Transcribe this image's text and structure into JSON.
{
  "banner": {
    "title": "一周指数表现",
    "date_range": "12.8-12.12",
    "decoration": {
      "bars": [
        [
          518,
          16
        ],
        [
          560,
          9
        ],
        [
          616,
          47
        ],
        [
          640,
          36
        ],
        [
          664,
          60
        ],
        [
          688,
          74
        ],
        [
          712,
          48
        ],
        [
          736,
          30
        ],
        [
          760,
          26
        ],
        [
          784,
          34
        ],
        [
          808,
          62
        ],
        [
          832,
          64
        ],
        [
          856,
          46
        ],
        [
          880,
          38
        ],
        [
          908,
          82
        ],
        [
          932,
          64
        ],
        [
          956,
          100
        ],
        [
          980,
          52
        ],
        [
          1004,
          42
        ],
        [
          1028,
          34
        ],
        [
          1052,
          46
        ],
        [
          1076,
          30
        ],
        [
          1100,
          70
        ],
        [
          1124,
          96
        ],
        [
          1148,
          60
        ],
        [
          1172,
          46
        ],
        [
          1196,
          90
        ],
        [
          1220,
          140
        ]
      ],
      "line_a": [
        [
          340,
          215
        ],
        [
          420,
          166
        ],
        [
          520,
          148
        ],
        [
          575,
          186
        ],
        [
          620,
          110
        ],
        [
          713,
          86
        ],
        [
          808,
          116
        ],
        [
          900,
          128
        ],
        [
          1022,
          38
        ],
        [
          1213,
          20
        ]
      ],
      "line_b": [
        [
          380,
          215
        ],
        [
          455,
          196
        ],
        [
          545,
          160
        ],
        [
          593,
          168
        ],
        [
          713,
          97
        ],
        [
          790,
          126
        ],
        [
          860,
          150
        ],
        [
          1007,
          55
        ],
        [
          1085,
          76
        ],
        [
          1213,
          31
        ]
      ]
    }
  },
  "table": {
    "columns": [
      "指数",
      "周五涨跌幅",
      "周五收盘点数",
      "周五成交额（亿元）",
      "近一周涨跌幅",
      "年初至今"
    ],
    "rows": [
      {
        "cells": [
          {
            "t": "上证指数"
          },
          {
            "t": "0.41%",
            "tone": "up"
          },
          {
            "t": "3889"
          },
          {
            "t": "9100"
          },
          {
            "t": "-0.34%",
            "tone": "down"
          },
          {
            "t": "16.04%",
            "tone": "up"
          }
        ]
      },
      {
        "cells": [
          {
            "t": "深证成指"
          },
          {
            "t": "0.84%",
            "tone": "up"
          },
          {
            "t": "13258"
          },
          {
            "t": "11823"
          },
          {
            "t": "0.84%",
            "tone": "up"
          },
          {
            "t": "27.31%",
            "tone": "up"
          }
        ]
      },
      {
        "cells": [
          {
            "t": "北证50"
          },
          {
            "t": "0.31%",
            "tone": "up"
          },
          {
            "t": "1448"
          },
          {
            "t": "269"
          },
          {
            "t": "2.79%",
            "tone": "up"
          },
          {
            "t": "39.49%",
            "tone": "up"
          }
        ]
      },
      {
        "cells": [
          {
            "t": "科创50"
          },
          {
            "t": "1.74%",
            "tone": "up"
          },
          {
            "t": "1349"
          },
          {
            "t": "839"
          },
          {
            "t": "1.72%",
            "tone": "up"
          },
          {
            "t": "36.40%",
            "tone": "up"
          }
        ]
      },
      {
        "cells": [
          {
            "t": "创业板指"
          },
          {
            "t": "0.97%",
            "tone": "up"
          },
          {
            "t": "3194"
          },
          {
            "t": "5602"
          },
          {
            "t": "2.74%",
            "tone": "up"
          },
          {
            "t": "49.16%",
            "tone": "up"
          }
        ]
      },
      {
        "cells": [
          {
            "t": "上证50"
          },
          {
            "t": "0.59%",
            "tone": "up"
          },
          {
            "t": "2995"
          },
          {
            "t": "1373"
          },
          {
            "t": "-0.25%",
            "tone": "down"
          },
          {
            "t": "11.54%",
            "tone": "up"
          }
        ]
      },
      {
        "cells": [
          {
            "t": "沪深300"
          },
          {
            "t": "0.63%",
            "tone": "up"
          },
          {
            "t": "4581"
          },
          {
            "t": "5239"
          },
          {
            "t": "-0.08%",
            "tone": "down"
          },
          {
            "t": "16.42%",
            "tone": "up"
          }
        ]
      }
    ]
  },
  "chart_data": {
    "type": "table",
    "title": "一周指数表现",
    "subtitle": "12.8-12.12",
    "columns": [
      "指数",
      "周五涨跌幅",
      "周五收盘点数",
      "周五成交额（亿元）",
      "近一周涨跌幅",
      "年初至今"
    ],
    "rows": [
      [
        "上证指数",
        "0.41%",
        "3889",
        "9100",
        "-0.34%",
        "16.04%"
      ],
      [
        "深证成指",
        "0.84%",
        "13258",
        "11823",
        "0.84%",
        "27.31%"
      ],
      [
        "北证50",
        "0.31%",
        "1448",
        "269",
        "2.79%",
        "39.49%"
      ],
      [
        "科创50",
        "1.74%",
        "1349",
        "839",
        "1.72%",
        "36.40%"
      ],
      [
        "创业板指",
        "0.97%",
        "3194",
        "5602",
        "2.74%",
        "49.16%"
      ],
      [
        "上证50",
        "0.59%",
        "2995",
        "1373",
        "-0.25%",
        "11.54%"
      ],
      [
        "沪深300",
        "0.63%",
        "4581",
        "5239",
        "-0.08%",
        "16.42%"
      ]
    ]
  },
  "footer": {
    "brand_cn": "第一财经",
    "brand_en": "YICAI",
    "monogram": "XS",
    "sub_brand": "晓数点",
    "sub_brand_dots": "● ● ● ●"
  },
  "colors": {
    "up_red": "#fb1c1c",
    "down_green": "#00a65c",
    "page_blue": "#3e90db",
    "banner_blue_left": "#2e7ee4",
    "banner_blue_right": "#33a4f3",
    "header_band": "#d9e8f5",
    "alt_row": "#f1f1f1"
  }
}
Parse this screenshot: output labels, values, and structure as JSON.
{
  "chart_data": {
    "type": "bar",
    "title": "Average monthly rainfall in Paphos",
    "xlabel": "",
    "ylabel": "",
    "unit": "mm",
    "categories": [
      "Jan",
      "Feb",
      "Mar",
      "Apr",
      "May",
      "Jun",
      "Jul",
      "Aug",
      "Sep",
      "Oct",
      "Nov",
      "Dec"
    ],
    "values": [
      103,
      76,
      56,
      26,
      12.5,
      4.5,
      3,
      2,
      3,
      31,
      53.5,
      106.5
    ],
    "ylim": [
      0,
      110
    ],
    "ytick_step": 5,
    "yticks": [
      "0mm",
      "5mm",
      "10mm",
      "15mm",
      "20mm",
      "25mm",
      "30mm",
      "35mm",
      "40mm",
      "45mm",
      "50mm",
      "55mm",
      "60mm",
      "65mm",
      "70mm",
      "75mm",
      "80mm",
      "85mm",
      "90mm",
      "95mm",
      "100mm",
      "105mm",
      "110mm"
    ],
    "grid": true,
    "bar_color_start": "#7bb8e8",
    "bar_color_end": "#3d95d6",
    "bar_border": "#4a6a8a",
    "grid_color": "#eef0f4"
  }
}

Exercise instructions | Extract the full listing and reproduce each line exactly.

Exercise output |
Transcribe this image's text and structure into JSON.
{
  "banner": {
    "title": "一周指数表现",
    "date_range": "12.8-12.12",
    "decoration": {
      "bars": [
        [
          518,
          16
        ],
        [
          560,
          9
        ],
        [
          616,
          47
        ],
        [
          640,
          36
        ],
        [
          664,
          60
        ],
        [
          688,
          74
        ],
        [
          712,
          48
        ],
        [
          736,
          30
        ],
        [
          760,
          26
        ],
        [
          784,
          34
        ],
        [
          808,
          62
        ],
        [
          832,
          64
        ],
        [
          856,
          46
        ],
        [
          880,
          38
        ],
        [
          908,
          82
        ],
        [
          932,
          64
        ],
        [
          956,
          100
        ],
        [
          980,
          52
        ],
        [
          1004,
          42
        ],
        [
          1028,
          34
        ],
        [
          1052,
          46
        ],
        [
          1076,
          30
        ],
        [
          1100,
          70
        ],
        [
          1124,
          96
        ],
        [
          1148,
          60
        ],
        [
          1172,
          46
        ],
        [
          1196,
          90
        ],
        [
          1220,
          140
        ]
      ],
      "line_a": [
        [
          340,
          215
        ],
        [
          420,
          166
        ],
        [
          520,
          148
        ],
        [
          575,
          186
        ],
        [
          620,
          110
        ],
        [
          713,
          86
        ],
        [
          808,
          116
        ],
        [
          900,
          128
        ],
        [
          1022,
          38
        ],
        [
          1213,
          20
        ]
      ],
      "line_b": [
        [
          380,
          215
        ],
        [
          455,
          196
        ],
        [
          545,
          160
        ],
        [
          593,
          168
        ],
        [
          713,
          97
        ],
        [
          790,
          126
        ],
        [
          860,
          150
        ],
        [
          1007,
          55
        ],
        [
          1085,
          76
        ],
        [
          1213,
          31
        ]
      ]
    }
  },
  "table": {
    "columns": [
      "指数",
      "周五涨跌幅",
      "周五收盘点数",
      "周五成交额（亿元）",
      "近一周涨跌幅",
      "年初至今"
    ],
    "rows": [
      {
        "cells": [
          {
            "t": "上证指数"
          },
          {
            "t": "0.41%",
            "tone": "up"
          },
          {
            "t": "3889"
          },
          {
            "t": "9100"
          },
          {
            "t": "-0.34%",
            "tone": "down"
          },
          {
            "t": "16.04%",
            "tone": "up"
          }
        ]
      },
      {
        "cells": [
          {
            "t": "深证成指"
          },
          {
            "t": "0.84%",
            "tone": "up"
          },
          {
            "t": "13258"
          },
          {
            "t": "11823"
          },
          {
            "t": "0.84%",
            "tone": "up"
          },
          {
            "t": "27.31%",
            "tone": "up"
          }
        ]
      },
      {
        "cells": [
          {
            "t": "北证50"
          },
          {
            "t": "0.31%",
            "tone": "up"
          },
          {
            "t": "1448"
          },
          {
            "t": "269"
          },
          {
            "t": "2.79%",
            "tone": "up"
          },
          {
            "t": "39.49%",
            "tone": "up"
          }
        ]
      },
      {
        "cells": [
          {
            "t": "科创50"
          },
          {
            "t": "1.74%",
            "tone": "up"
          },
          {
            "t": "1349"
          },
          {
            "t": "839"
          },
          {
            "t": "1.72%",
            "tone": "up"
          },
          {
            "t": "36.40%",
            "tone": "up"
          }
        ]
      },
      {
        "cells": [
          {
            "t": "创业板指"
          },
          {
            "t": "0.97%",
            "tone": "up"
          },
          {
            "t": "3194"
          },
          {
            "t": "5602"
          },
          {
            "t": "2.74%",
            "tone": "up"
          },
          {
            "t": "49.16%",
            "tone": "up"
          }
        ]
      },
      {
        "cells": [
          {
            "t": "上证50"
          },
          {
            "t": "0.59%",
            "tone": "up"
          },
          {
            "t": "2995"
          },
          {
            "t": "1373"
          },
          {
            "t": "-0.25%",
            "tone": "down"
          },
          {
            "t": "11.54%",
            "tone": "up"
          }
        ]
      },
      {
        "cells": [
          {
            "t": "沪深300"
          },
          {
            "t": "0.63%",
            "tone": "up"
          },
          {
            "t": "4581"
          },
          {
            "t": "5239"
          },
          {
            "t": "-0.08%",
            "tone": "down"
          },
          {
            "t": "16.42%",
            "tone": "up"
          }
        ]
      }
    ]
  },
  "chart_data": {
    "type": "table",
    "title": "一周指数表现",
    "subtitle": "12.8-12.12",
    "columns": [
      "指数",
      "周五涨跌幅",
      "周五收盘点数",
      "周五成交额（亿元）",
      "近一周涨跌幅",
      "年初至今"
    ],
    "rows": [
      [
        "上证指数",
        "0.41%",
        "3889",
        "9100",
        "-0.34%",
        "16.04%"
      ],
      [
        "深证成指",
        "0.84%",
        "13258",
        "11823",
        "0.84%",
        "27.31%"
      ],
      [
        "北证50",
        "0.31%",
        "1448",
        "269",
        "2.79%",
        "39.49%"
      ],
      [
        "科创50",
        "1.74%",
        "1349",
        "839",
        "1.72%",
        "36.40%"
      ],
      [
        "创业板指",
        "0.97%",
        "3194",
        "5602",
        "2.74%",
        "49.16%"
      ],
      [
        "上证50",
        "0.59%",
        "2995",
        "1373",
        "-0.25%",
        "11.54%"
      ],
      [
        "沪深300",
        "0.63%",
        "4581",
        "5239",
        "-0.08%",
        "16.42%"
      ]
    ]
  },
  "footer": {
    "brand_cn": "第一财经",
    "brand_en": "YICAI",
    "monogram": "XS",
    "sub_brand": "晓数点",
    "sub_brand_dots": "● ● ● ●"
  },
  "colors": {
    "up_red": "#fb1c1c",
    "down_green": "#00a65c",
    "page_blue": "#3e90db",
    "banner_blue_left": "#2e7ee4",
    "banner_blue_right": "#33a4f3",
    "header_band": "#d9e8f5",
    "alt_row": "#f1f1f1"
  }
}
Parse this screenshot: output labels, values, and structure as JSON.
{
  "chart_data": {
    "type": "bar",
    "title": "Average monthly rainfall in Paphos",
    "xlabel": "",
    "ylabel": "",
    "unit": "mm",
    "categories": [
      "Jan",
      "Feb",
      "Mar",
      "Apr",
      "May",
      "Jun",
      "Jul",
      "Aug",
      "Sep",
      "Oct",
      "Nov",
      "Dec"
    ],
    "values": [
      103,
      76,
      56,
      26,
      12.5,
      4.5,
      3,
      2,
      3,
      31,
      53.5,
      106.5
    ],
    "ylim": [
      0,
      110
    ],
    "ytick_step": 5,
    "yticks": [
      "0mm",
      "5mm",
      "10mm",
      "15mm",
      "20mm",
      "25mm",
      "30mm",
      "35mm",
      "40mm",
      "45mm",
      "50mm",
      "55mm",
      "60mm",
      "65mm",
      "70mm",
      "75mm",
      "80mm",
      "85mm",
      "90mm",
      "95mm",
      "100mm",
      "105mm",
      "110mm"
    ],
    "grid": true,
    "bar_color_start": "#7bb8e8",
    "bar_color_end": "#3d95d6",
    "bar_border": "#4a6a8a",
    "grid_color": "#eef0f4"
  }
}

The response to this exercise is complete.